* Directive: Copy all lines that contain the word "will".

* Recorded information:
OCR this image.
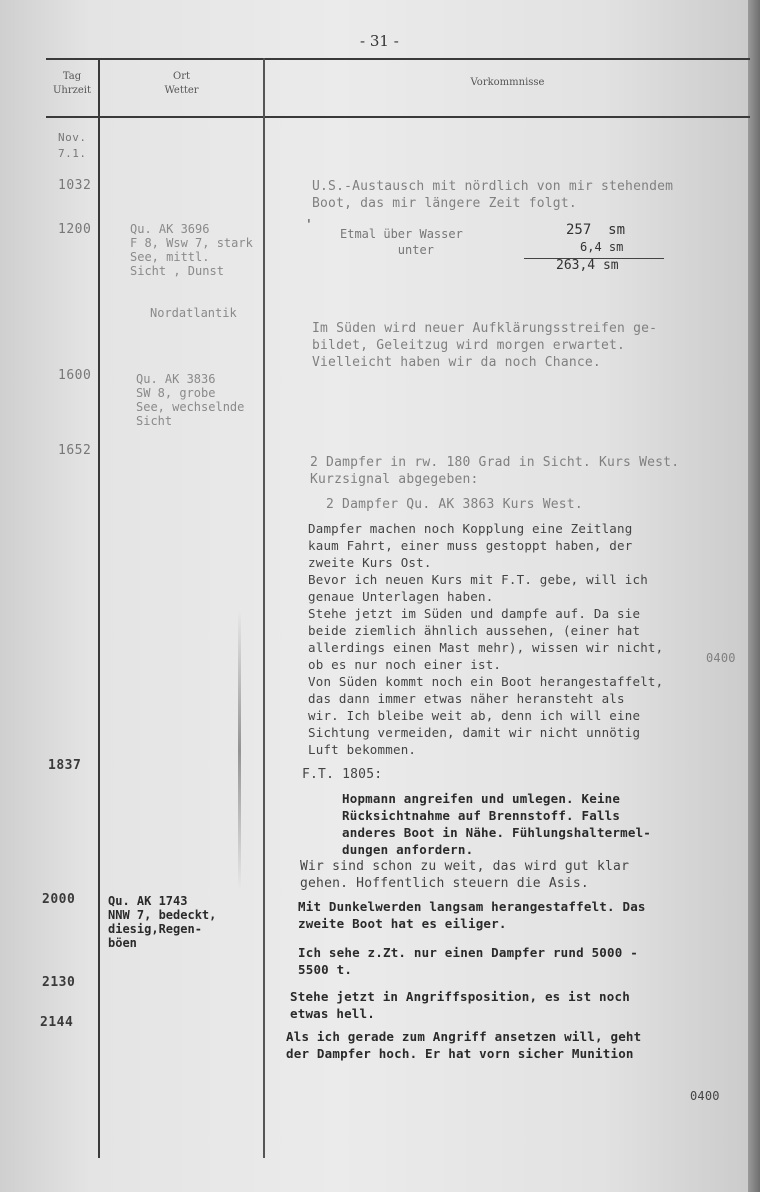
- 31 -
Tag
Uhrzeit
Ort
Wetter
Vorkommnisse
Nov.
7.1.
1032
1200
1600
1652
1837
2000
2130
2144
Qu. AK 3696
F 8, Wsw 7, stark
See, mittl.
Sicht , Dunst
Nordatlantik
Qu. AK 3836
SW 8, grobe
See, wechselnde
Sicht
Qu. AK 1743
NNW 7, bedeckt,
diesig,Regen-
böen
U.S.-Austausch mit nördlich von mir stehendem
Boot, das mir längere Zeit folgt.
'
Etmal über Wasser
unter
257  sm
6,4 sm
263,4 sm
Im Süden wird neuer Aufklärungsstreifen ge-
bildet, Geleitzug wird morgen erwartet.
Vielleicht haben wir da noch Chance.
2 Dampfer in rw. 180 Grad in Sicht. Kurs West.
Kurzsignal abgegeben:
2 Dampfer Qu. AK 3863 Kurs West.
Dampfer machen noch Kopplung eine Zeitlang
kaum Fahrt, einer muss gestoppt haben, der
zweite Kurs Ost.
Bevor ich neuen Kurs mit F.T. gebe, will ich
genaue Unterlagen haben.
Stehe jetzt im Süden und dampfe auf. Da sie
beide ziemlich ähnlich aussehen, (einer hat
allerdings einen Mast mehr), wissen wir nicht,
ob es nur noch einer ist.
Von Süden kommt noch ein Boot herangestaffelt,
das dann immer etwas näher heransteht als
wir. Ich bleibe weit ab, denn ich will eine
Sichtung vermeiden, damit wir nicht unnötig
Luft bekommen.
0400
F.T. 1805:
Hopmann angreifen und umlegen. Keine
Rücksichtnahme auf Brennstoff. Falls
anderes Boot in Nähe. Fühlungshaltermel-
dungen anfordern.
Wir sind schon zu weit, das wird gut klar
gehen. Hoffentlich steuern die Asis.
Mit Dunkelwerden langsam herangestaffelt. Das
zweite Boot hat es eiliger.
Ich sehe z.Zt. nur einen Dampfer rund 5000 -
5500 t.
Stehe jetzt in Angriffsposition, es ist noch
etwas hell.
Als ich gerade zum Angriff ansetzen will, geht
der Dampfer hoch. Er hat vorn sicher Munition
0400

* Output of the task:
Bevor ich neuen Kurs mit F.T. gebe, will ich
wir. Ich bleibe weit ab, denn ich will eine
Als ich gerade zum Angriff ansetzen will, geht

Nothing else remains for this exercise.